# TASK GOAL:
Filter the listing below, copying every line in which the word "Pantry" appears.

# DATA PROVIDED:
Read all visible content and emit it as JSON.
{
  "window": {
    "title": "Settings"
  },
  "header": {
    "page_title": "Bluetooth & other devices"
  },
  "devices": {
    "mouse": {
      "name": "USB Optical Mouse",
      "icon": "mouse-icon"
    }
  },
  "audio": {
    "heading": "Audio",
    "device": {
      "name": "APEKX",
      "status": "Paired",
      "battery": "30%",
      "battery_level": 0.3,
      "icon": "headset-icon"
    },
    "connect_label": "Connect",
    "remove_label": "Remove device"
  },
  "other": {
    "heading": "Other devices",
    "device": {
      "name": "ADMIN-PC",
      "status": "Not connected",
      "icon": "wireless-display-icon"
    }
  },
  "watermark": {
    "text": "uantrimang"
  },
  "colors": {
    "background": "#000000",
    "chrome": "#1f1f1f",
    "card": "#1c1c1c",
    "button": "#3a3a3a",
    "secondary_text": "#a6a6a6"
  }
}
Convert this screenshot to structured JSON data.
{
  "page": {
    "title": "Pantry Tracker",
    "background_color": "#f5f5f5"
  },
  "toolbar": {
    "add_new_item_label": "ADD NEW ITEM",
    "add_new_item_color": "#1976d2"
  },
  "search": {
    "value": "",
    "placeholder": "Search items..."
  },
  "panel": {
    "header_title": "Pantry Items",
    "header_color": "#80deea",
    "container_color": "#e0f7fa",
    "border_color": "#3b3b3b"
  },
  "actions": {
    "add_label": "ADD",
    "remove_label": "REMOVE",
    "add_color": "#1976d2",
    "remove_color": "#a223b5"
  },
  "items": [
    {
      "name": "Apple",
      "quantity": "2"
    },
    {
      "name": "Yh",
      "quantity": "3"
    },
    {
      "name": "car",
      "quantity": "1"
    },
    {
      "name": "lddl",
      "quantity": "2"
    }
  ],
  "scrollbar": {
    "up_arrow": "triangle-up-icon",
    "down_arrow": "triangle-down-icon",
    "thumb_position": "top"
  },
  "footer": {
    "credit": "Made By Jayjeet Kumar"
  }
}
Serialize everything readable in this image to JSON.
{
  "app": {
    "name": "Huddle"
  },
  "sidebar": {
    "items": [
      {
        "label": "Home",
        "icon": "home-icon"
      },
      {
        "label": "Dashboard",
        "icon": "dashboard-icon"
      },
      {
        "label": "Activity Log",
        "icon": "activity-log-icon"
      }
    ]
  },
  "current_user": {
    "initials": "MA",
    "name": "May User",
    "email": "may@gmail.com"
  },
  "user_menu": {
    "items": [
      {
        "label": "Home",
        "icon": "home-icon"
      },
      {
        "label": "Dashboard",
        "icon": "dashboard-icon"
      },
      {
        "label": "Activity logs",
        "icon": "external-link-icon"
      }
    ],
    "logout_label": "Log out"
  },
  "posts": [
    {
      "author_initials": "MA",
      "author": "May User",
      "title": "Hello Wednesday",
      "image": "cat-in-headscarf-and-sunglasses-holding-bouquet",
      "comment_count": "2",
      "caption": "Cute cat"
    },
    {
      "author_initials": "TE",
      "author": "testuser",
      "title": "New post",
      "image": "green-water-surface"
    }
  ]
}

# RESULT BELOW:
    "title": "Pantry Tracker",
    "header_title": "Pantry Items",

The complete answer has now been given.